Provided records =>

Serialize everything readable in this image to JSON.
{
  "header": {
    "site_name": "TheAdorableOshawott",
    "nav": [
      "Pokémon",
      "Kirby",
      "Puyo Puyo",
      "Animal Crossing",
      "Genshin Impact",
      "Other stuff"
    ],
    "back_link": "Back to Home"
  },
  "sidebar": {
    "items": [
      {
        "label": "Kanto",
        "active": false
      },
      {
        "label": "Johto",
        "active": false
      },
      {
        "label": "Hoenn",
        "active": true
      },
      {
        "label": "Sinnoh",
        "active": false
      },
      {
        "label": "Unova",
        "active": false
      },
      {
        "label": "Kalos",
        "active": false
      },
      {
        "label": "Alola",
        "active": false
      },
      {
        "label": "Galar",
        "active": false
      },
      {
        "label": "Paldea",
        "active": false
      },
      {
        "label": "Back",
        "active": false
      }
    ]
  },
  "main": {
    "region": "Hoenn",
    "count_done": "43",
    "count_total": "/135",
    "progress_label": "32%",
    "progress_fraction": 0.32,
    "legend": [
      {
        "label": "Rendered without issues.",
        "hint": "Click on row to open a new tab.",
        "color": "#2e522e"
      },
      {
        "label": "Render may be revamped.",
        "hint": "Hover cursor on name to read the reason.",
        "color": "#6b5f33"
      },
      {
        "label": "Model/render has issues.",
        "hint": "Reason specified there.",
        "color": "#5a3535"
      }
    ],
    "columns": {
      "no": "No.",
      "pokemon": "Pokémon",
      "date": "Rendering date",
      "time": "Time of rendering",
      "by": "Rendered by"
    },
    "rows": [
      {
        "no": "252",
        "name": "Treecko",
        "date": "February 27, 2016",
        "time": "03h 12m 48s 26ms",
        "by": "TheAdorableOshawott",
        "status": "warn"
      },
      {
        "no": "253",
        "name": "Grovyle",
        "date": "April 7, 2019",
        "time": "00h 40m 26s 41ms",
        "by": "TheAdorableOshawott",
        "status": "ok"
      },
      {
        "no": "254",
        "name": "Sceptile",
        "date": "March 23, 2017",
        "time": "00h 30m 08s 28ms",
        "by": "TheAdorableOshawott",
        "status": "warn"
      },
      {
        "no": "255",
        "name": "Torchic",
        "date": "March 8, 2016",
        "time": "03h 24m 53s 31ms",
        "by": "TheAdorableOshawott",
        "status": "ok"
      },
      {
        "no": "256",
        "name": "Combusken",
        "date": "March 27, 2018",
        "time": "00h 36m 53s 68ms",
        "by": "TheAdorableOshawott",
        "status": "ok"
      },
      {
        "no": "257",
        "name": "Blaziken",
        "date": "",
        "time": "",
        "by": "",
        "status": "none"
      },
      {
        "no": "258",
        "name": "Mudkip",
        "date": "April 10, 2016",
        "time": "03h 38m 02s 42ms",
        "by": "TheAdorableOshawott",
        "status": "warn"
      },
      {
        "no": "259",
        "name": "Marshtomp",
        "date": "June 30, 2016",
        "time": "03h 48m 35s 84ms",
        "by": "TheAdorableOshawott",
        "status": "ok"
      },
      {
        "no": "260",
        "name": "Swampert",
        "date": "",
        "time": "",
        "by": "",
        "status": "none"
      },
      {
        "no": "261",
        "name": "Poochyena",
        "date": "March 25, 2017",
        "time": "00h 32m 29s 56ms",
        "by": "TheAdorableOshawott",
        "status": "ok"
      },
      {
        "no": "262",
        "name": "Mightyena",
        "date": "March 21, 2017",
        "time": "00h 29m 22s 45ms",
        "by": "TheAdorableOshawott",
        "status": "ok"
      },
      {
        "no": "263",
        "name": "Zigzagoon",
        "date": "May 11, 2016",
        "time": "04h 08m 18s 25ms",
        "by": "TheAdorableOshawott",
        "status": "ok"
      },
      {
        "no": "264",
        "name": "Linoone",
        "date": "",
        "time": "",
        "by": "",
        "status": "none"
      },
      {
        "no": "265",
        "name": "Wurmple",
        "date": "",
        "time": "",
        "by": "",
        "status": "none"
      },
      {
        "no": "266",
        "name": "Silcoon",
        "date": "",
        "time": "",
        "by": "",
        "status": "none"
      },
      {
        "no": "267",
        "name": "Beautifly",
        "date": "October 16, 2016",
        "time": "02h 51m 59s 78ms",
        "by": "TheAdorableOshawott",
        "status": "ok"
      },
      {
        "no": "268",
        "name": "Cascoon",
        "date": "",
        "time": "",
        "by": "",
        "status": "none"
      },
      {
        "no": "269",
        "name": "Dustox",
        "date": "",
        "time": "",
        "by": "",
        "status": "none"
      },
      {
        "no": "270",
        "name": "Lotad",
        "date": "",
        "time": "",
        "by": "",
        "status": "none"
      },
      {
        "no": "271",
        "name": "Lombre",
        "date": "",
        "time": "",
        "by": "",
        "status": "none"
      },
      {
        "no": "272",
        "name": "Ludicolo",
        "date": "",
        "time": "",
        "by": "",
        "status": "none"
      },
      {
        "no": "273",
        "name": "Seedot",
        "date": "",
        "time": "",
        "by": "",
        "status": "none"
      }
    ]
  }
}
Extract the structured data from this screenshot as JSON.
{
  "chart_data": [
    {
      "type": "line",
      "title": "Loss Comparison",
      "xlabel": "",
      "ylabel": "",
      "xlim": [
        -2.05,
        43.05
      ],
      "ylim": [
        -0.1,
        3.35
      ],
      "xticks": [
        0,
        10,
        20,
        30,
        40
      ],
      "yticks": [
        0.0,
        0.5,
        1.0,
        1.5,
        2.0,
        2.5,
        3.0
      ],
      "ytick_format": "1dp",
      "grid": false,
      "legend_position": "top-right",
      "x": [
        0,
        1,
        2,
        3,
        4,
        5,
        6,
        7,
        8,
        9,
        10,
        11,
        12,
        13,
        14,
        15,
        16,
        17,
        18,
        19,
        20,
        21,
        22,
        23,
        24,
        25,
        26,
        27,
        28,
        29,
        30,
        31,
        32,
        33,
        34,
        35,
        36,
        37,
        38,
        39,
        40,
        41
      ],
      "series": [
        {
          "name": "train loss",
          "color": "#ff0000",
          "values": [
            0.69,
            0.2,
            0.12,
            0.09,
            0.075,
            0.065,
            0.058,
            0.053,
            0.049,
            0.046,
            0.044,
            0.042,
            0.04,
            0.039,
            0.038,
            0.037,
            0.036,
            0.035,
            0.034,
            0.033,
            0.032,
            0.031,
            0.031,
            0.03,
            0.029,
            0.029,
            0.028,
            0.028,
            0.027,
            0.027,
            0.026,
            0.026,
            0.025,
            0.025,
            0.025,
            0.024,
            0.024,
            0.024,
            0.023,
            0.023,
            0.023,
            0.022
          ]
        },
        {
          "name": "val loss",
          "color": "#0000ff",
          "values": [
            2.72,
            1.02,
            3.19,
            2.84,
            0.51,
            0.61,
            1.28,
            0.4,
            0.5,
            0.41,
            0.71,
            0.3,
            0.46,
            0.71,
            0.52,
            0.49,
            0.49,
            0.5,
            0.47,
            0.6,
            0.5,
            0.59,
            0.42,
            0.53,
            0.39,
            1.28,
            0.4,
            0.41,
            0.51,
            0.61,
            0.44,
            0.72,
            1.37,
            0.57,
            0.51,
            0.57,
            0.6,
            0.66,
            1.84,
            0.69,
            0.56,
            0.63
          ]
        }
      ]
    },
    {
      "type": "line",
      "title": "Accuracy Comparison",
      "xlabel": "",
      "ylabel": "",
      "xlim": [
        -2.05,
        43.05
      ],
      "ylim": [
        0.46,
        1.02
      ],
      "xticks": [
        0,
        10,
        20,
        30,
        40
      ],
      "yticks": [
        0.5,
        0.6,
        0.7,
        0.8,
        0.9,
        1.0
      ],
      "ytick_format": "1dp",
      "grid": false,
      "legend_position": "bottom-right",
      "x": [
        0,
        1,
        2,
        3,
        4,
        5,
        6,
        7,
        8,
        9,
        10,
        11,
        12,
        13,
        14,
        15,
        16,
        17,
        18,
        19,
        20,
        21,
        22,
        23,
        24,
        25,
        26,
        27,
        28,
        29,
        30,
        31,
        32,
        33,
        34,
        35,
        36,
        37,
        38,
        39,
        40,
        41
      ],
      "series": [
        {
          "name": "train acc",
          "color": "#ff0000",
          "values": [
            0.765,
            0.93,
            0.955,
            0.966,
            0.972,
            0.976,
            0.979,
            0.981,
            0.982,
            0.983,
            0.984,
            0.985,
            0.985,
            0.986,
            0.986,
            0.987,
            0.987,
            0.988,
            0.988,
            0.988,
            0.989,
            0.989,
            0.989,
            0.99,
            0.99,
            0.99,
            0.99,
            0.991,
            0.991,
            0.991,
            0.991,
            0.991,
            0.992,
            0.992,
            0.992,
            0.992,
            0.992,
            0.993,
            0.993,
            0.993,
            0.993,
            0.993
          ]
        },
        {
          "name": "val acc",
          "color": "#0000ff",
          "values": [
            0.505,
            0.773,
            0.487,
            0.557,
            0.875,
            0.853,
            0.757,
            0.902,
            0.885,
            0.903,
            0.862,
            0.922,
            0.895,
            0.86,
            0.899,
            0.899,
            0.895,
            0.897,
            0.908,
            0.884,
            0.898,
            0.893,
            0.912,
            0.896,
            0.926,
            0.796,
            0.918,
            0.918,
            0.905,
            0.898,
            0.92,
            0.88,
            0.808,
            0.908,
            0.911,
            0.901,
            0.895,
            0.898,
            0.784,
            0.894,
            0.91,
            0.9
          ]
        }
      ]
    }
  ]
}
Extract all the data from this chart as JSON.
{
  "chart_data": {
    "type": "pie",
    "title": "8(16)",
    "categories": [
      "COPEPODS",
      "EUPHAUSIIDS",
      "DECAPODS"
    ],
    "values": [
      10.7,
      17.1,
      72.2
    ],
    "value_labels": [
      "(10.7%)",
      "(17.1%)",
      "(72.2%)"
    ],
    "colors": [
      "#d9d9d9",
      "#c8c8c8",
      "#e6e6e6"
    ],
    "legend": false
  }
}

The exercise =>
Go through the records above, find every line with the word "this", and list those lines.

Full answer =>
Serialize everything readable in this image to JSON.
Extract the structured data from this screenshot as JSON.
Extract all the data from this chart as JSON.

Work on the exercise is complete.